◆ **Do this**
Scan the material that follows. Copy every line containing the word "Invoices".

* START Task material *

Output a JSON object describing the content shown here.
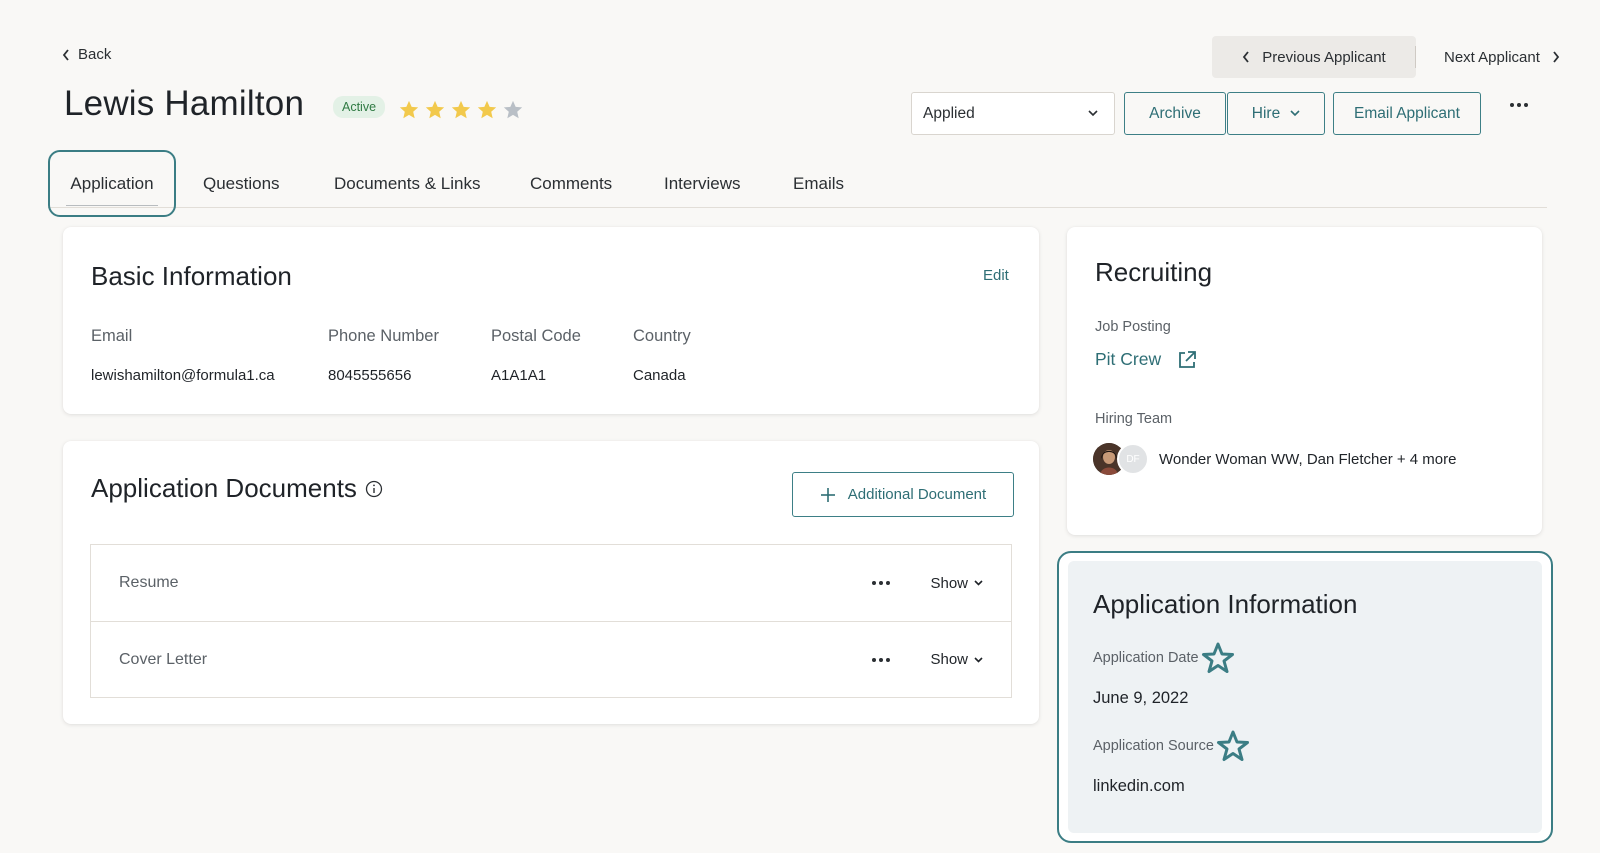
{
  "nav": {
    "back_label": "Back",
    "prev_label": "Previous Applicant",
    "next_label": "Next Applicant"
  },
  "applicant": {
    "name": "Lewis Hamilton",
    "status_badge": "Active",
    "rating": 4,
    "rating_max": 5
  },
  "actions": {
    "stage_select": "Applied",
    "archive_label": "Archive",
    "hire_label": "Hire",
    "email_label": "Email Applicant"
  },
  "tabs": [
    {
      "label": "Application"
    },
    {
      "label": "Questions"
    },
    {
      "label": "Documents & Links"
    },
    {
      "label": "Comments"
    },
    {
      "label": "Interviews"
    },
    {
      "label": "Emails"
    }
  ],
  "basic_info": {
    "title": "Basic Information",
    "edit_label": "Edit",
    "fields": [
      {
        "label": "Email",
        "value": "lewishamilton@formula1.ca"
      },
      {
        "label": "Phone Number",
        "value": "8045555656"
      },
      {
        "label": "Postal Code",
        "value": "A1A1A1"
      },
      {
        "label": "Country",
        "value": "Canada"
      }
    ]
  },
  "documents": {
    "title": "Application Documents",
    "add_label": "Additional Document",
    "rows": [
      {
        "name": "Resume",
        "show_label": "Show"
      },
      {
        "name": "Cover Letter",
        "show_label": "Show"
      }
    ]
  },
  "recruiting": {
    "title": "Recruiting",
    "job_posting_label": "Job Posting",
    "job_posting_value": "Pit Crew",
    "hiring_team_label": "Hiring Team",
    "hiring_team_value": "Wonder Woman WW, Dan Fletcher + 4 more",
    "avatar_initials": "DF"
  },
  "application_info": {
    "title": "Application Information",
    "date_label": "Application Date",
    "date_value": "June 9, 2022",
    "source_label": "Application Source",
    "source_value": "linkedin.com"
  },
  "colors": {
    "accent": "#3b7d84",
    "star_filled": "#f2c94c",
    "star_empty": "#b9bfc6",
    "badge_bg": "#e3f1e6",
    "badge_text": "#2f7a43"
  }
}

* END Task material *
* START Task material *

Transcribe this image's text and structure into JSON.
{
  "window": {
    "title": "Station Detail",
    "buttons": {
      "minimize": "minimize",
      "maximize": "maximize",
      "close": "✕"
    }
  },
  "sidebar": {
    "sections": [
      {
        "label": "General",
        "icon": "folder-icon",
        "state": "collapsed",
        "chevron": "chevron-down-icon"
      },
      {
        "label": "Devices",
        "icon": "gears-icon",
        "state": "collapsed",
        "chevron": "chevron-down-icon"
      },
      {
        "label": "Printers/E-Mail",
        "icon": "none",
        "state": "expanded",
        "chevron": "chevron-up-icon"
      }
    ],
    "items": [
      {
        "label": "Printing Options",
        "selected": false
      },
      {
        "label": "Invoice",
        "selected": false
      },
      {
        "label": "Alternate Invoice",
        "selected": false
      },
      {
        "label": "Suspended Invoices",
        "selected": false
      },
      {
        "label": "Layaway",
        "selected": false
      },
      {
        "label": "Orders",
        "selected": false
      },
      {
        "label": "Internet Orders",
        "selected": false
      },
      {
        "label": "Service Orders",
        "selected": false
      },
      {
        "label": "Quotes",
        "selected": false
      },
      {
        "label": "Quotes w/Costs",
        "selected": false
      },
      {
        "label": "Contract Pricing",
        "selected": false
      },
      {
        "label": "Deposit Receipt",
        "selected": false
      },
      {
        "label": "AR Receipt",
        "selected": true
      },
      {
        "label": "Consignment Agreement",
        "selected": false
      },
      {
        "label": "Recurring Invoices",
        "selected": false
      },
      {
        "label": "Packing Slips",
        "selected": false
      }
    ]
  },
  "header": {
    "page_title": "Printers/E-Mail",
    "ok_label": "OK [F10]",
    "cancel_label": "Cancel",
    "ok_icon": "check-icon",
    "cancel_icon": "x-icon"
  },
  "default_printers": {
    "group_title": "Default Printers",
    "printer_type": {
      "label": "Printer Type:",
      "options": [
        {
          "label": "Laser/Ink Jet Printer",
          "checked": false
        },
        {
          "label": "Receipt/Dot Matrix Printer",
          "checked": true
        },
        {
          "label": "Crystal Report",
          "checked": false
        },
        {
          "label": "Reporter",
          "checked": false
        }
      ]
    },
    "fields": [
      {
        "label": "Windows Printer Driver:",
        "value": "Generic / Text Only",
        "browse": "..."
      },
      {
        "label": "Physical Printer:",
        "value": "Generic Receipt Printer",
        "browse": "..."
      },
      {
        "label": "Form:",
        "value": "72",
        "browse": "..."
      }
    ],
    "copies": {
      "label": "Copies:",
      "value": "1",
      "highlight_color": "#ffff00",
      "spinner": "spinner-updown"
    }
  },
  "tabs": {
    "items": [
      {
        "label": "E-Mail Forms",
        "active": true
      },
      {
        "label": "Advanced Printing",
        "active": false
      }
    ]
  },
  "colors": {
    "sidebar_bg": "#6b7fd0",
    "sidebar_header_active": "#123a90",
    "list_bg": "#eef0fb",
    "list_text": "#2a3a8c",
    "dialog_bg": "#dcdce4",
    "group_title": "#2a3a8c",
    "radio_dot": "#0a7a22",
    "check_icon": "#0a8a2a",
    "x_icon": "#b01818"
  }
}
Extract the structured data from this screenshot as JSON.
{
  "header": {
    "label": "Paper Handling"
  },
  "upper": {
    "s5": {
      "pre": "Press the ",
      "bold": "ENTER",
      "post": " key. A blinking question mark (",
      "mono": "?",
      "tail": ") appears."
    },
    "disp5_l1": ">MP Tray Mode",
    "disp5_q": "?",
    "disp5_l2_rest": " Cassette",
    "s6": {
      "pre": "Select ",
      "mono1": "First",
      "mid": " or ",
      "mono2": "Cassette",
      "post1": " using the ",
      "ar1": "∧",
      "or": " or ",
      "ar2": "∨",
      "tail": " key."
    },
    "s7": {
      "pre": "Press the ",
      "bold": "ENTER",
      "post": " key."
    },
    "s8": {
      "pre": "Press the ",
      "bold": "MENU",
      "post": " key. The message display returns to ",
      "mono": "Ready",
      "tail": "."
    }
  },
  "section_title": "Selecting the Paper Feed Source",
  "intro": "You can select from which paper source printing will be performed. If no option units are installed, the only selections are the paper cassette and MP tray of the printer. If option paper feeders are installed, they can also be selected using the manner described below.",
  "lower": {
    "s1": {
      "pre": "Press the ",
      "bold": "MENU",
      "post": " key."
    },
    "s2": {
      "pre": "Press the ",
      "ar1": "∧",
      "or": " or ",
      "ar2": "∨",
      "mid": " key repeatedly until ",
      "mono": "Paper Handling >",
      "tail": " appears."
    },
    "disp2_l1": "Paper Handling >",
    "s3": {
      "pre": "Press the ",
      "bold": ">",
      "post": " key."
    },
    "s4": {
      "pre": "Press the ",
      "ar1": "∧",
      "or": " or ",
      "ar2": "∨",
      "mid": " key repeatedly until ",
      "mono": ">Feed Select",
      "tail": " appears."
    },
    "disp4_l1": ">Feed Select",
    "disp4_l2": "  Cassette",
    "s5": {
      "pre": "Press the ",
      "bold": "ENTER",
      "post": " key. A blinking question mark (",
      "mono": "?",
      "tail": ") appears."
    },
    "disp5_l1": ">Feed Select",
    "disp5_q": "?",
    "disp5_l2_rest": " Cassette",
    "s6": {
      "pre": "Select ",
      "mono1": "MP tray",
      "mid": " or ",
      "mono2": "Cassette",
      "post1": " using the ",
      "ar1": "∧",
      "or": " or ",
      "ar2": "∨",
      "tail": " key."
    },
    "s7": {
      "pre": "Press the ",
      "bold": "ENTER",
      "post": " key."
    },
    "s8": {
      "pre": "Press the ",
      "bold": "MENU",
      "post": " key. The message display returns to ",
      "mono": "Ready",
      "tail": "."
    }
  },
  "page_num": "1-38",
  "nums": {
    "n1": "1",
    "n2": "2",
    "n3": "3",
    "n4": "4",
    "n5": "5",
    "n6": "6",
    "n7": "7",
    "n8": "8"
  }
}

* END Task material *

◆ **Right answer**
        "label": "Suspended Invoices",
        "label": "Recurring Invoices",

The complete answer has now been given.